#### Aim of the exercise:
Leave out the pictures and reproduce all of the data exactly.
** Start Task data **
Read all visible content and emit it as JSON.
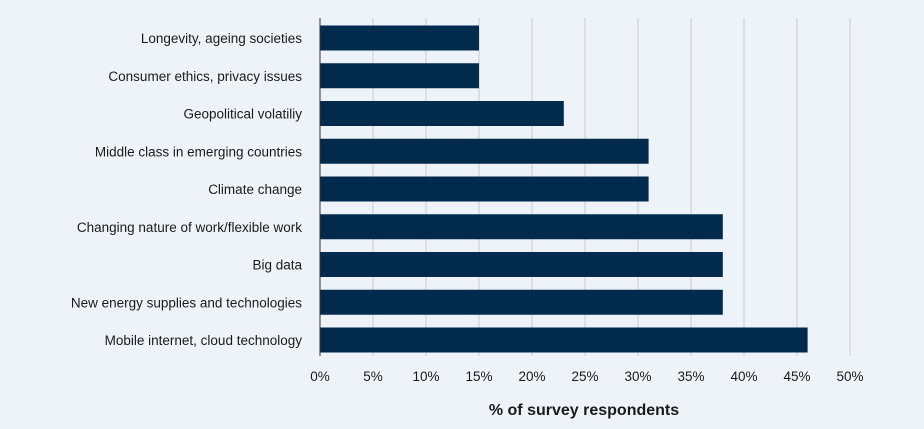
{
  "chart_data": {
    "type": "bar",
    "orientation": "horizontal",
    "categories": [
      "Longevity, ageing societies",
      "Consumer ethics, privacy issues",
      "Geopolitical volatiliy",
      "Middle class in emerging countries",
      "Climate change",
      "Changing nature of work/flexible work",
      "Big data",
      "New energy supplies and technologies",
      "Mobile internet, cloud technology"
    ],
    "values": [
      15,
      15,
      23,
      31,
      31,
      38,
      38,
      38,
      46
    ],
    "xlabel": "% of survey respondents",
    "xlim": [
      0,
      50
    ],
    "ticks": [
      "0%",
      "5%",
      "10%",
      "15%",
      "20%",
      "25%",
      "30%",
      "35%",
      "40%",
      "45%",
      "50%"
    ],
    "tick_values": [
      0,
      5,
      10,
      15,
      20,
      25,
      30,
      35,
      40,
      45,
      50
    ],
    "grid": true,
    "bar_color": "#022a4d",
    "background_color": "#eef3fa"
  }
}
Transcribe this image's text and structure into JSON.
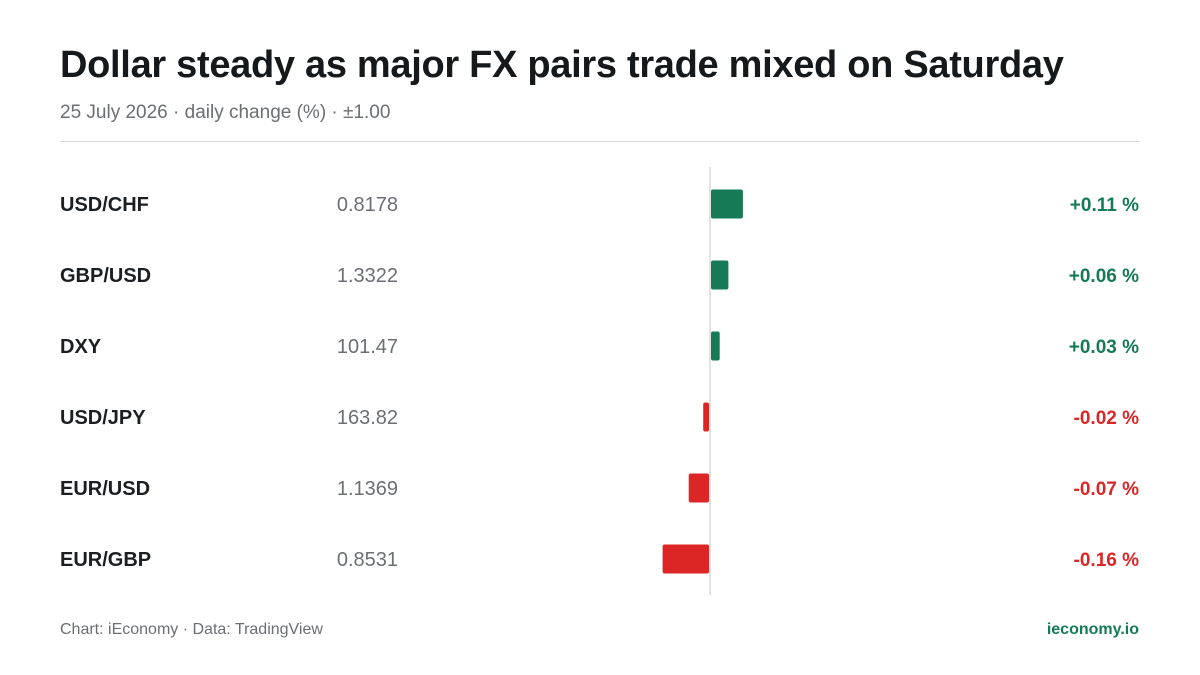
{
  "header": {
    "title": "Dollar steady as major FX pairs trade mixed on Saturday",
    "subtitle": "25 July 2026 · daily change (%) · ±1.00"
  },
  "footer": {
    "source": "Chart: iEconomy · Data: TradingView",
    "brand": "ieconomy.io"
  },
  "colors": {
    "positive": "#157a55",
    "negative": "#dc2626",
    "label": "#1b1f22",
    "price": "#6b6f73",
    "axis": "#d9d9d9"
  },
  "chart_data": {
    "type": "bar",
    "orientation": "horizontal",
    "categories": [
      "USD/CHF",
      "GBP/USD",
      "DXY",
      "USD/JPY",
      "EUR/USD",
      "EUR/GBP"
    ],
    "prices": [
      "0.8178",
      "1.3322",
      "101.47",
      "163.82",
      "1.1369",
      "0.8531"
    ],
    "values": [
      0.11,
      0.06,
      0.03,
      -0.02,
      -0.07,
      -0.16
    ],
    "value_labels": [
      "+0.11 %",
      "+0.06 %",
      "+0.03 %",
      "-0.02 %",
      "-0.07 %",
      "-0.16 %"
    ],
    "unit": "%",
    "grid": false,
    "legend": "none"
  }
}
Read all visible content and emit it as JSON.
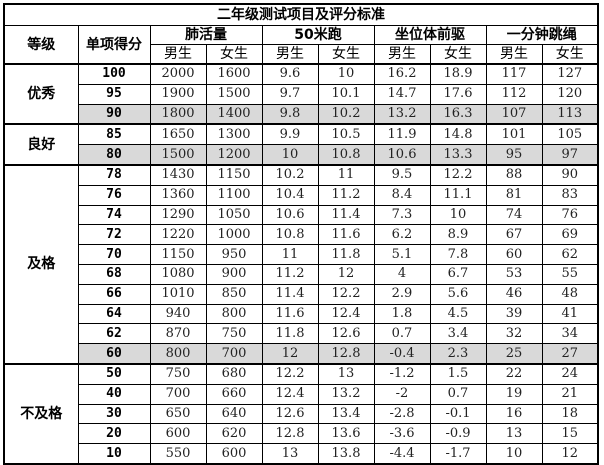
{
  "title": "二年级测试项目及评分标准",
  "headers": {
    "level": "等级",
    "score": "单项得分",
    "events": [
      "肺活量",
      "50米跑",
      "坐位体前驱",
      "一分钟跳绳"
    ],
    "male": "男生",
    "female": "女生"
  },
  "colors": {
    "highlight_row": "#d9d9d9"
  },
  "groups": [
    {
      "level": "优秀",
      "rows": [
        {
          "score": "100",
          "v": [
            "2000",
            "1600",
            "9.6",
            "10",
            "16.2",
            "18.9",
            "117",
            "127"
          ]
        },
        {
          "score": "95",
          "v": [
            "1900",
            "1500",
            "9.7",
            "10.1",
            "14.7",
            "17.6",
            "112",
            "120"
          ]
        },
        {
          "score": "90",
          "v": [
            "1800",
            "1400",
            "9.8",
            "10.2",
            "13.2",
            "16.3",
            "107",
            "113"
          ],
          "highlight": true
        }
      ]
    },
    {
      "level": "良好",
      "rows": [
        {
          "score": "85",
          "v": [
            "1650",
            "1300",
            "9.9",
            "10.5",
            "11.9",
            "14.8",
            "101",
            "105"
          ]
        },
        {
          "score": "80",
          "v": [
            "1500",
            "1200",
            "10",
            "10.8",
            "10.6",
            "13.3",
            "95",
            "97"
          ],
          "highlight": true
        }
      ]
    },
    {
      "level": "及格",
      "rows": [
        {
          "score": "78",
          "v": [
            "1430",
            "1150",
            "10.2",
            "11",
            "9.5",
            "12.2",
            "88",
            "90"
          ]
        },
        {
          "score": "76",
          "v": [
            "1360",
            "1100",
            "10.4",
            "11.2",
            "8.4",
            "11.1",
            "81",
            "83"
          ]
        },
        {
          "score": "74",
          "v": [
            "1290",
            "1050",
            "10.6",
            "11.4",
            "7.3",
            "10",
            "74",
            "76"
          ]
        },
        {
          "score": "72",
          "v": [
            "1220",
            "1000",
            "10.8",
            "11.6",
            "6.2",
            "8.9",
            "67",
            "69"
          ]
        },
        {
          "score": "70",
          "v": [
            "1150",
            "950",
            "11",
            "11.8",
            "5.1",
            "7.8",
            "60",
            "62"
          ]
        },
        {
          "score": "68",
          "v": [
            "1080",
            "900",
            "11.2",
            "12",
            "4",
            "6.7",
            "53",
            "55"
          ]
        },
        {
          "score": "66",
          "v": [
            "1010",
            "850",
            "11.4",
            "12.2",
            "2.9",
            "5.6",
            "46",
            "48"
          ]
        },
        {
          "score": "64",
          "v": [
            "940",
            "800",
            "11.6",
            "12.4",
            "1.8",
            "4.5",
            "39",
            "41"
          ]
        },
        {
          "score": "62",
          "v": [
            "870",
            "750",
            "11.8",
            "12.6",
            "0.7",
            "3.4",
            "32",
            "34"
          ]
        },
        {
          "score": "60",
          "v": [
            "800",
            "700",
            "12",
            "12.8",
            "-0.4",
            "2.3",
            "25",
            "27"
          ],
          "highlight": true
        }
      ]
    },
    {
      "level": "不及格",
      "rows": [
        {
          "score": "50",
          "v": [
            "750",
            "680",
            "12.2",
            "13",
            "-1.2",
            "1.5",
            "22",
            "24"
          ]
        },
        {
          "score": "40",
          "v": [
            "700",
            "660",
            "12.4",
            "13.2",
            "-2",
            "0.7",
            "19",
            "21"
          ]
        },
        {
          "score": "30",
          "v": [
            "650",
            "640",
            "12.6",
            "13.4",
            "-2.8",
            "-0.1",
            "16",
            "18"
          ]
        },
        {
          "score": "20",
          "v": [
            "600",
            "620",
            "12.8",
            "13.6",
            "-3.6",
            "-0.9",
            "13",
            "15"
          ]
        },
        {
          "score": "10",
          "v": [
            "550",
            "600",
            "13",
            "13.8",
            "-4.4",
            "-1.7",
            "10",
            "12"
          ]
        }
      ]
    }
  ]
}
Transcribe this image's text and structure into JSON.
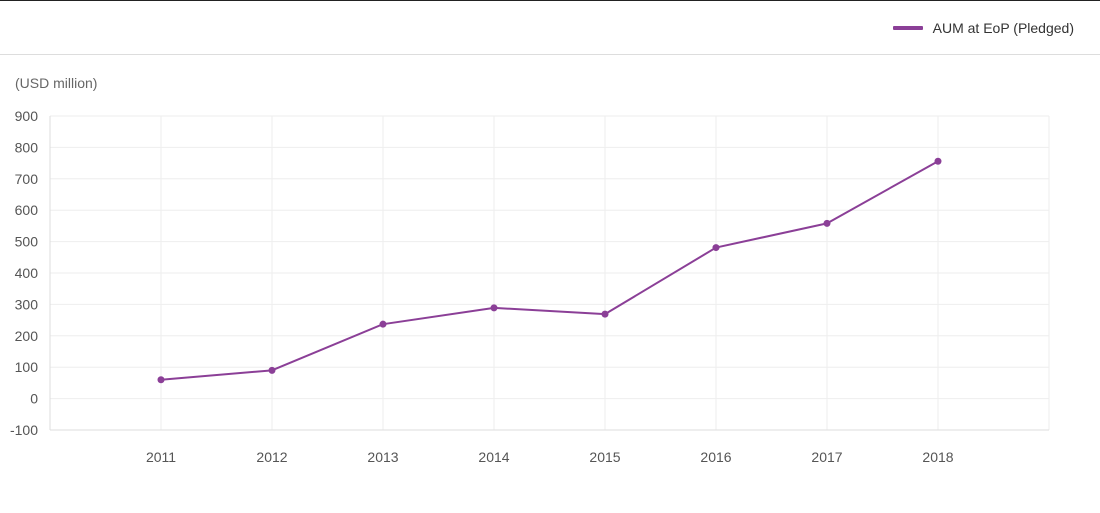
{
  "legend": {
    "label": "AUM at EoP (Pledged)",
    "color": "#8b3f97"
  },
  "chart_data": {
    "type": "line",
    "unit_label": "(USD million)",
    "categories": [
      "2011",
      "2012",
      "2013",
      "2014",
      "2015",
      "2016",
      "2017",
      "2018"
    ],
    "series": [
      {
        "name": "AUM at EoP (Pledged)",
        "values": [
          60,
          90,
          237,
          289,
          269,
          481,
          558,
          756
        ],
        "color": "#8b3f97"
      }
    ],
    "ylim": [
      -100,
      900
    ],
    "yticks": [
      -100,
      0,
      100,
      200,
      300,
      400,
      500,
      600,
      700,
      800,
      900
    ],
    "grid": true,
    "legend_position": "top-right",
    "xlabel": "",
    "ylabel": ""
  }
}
** End Task data **
#### Exercise answer:
Read all visible content and emit it as JSON.
{
  "chart_data": {
    "type": "bar",
    "orientation": "horizontal",
    "categories": [
      "Longevity, ageing societies",
      "Consumer ethics, privacy issues",
      "Geopolitical volatiliy",
      "Middle class in emerging countries",
      "Climate change",
      "Changing nature of work/flexible work",
      "Big data",
      "New energy supplies and technologies",
      "Mobile internet, cloud technology"
    ],
    "values": [
      15,
      15,
      23,
      31,
      31,
      38,
      38,
      38,
      46
    ],
    "xlabel": "% of survey respondents",
    "xlim": [
      0,
      50
    ],
    "ticks": [
      "0%",
      "5%",
      "10%",
      "15%",
      "20%",
      "25%",
      "30%",
      "35%",
      "40%",
      "45%",
      "50%"
    ],
    "tick_values": [
      0,
      5,
      10,
      15,
      20,
      25,
      30,
      35,
      40,
      45,
      50
    ],
    "grid": true,
    "bar_color": "#022a4d",
    "background_color": "#eef3fa"
  }
}
Transcribe this image's text and structure into JSON.
{
  "header": {
    "title": "Dollar steady as major FX pairs trade mixed on Saturday",
    "subtitle": "25 July 2026 · daily change (%) · ±1.00"
  },
  "footer": {
    "source": "Chart: iEconomy · Data: TradingView",
    "brand": "ieconomy.io"
  },
  "colors": {
    "positive": "#157a55",
    "negative": "#dc2626",
    "label": "#1b1f22",
    "price": "#6b6f73",
    "axis": "#d9d9d9"
  },
  "chart_data": {
    "type": "bar",
    "orientation": "horizontal",
    "categories": [
      "USD/CHF",
      "GBP/USD",
      "DXY",
      "USD/JPY",
      "EUR/USD",
      "EUR/GBP"
    ],
    "prices": [
      "0.8178",
      "1.3322",
      "101.47",
      "163.82",
      "1.1369",
      "0.8531"
    ],
    "values": [
      0.11,
      0.06,
      0.03,
      -0.02,
      -0.07,
      -0.16
    ],
    "value_labels": [
      "+0.11 %",
      "+0.06 %",
      "+0.03 %",
      "-0.02 %",
      "-0.07 %",
      "-0.16 %"
    ],
    "unit": "%",
    "grid": false,
    "legend": "none"
  }
}
Read all visible content and emit it as JSON.
{
  "title": "二年级测试项目及评分标准",
  "headers": {
    "level": "等级",
    "score": "单项得分",
    "events": [
      "肺活量",
      "50米跑",
      "坐位体前驱",
      "一分钟跳绳"
    ],
    "male": "男生",
    "female": "女生"
  },
  "colors": {
    "highlight_row": "#d9d9d9"
  },
  "groups": [
    {
      "level": "优秀",
      "rows": [
        {
          "score": "100",
          "v": [
            "2000",
            "1600",
            "9.6",
            "10",
            "16.2",
            "18.9",
            "117",
            "127"
          ]
        },
        {
          "score": "95",
          "v": [
            "1900",
            "1500",
            "9.7",
            "10.1",
            "14.7",
            "17.6",
            "112",
            "120"
          ]
        },
        {
          "score": "90",
          "v": [
            "1800",
            "1400",
            "9.8",
            "10.2",
            "13.2",
            "16.3",
            "107",
            "113"
          ],
          "highlight": true
        }
      ]
    },
    {
      "level": "良好",
      "rows": [
        {
          "score": "85",
          "v": [
            "1650",
            "1300",
            "9.9",
            "10.5",
            "11.9",
            "14.8",
            "101",
            "105"
          ]
        },
        {
          "score": "80",
          "v": [
            "1500",
            "1200",
            "10",
            "10.8",
            "10.6",
            "13.3",
            "95",
            "97"
          ],
          "highlight": true
        }
      ]
    },
    {
      "level": "及格",
      "rows": [
        {
          "score": "78",
          "v": [
            "1430",
            "1150",
            "10.2",
            "11",
            "9.5",
            "12.2",
            "88",
            "90"
          ]
        },
        {
          "score": "76",
          "v": [
            "1360",
            "1100",
            "10.4",
            "11.2",
            "8.4",
            "11.1",
            "81",
            "83"
          ]
        },
        {
          "score": "74",
          "v": [
            "1290",
            "1050",
            "10.6",
            "11.4",
            "7.3",
            "10",
            "74",
            "76"
          ]
        },
        {
          "score": "72",
          "v": [
            "1220",
            "1000",
            "10.8",
            "11.6",
            "6.2",
            "8.9",
            "67",
            "69"
          ]
        },
        {
          "score": "70",
          "v": [
            "1150",
            "950",
            "11",
            "11.8",
            "5.1",
            "7.8",
            "60",
            "62"
          ]
        },
        {
          "score": "68",
          "v": [
            "1080",
            "900",
            "11.2",
            "12",
            "4",
            "6.7",
            "53",
            "55"
          ]
        },
        {
          "score": "66",
          "v": [
            "1010",
            "850",
            "11.4",
            "12.2",
            "2.9",
            "5.6",
            "46",
            "48"
          ]
        },
        {
          "score": "64",
          "v": [
            "940",
            "800",
            "11.6",
            "12.4",
            "1.8",
            "4.5",
            "39",
            "41"
          ]
        },
        {
          "score": "62",
          "v": [
            "870",
            "750",
            "11.8",
            "12.6",
            "0.7",
            "3.4",
            "32",
            "34"
          ]
        },
        {
          "score": "60",
          "v": [
            "800",
            "700",
            "12",
            "12.8",
            "-0.4",
            "2.3",
            "25",
            "27"
          ],
          "highlight": true
        }
      ]
    },
    {
      "level": "不及格",
      "rows": [
        {
          "score": "50",
          "v": [
            "750",
            "680",
            "12.2",
            "13",
            "-1.2",
            "1.5",
            "22",
            "24"
          ]
        },
        {
          "score": "40",
          "v": [
            "700",
            "660",
            "12.4",
            "13.2",
            "-2",
            "0.7",
            "19",
            "21"
          ]
        },
        {
          "score": "30",
          "v": [
            "650",
            "640",
            "12.6",
            "13.4",
            "-2.8",
            "-0.1",
            "16",
            "18"
          ]
        },
        {
          "score": "20",
          "v": [
            "600",
            "620",
            "12.8",
            "13.6",
            "-3.6",
            "-0.9",
            "13",
            "15"
          ]
        },
        {
          "score": "10",
          "v": [
            "550",
            "600",
            "13",
            "13.8",
            "-4.4",
            "-1.7",
            "10",
            "12"
          ]
        }
      ]
    }
  ]
}
Transcribe this image's text and structure into JSON.
{
  "legend": {
    "label": "AUM at EoP (Pledged)",
    "color": "#8b3f97"
  },
  "chart_data": {
    "type": "line",
    "unit_label": "(USD million)",
    "categories": [
      "2011",
      "2012",
      "2013",
      "2014",
      "2015",
      "2016",
      "2017",
      "2018"
    ],
    "series": [
      {
        "name": "AUM at EoP (Pledged)",
        "values": [
          60,
          90,
          237,
          289,
          269,
          481,
          558,
          756
        ],
        "color": "#8b3f97"
      }
    ],
    "ylim": [
      -100,
      900
    ],
    "yticks": [
      -100,
      0,
      100,
      200,
      300,
      400,
      500,
      600,
      700,
      800,
      900
    ],
    "grid": true,
    "legend_position": "top-right",
    "xlabel": "",
    "ylabel": ""
  }
}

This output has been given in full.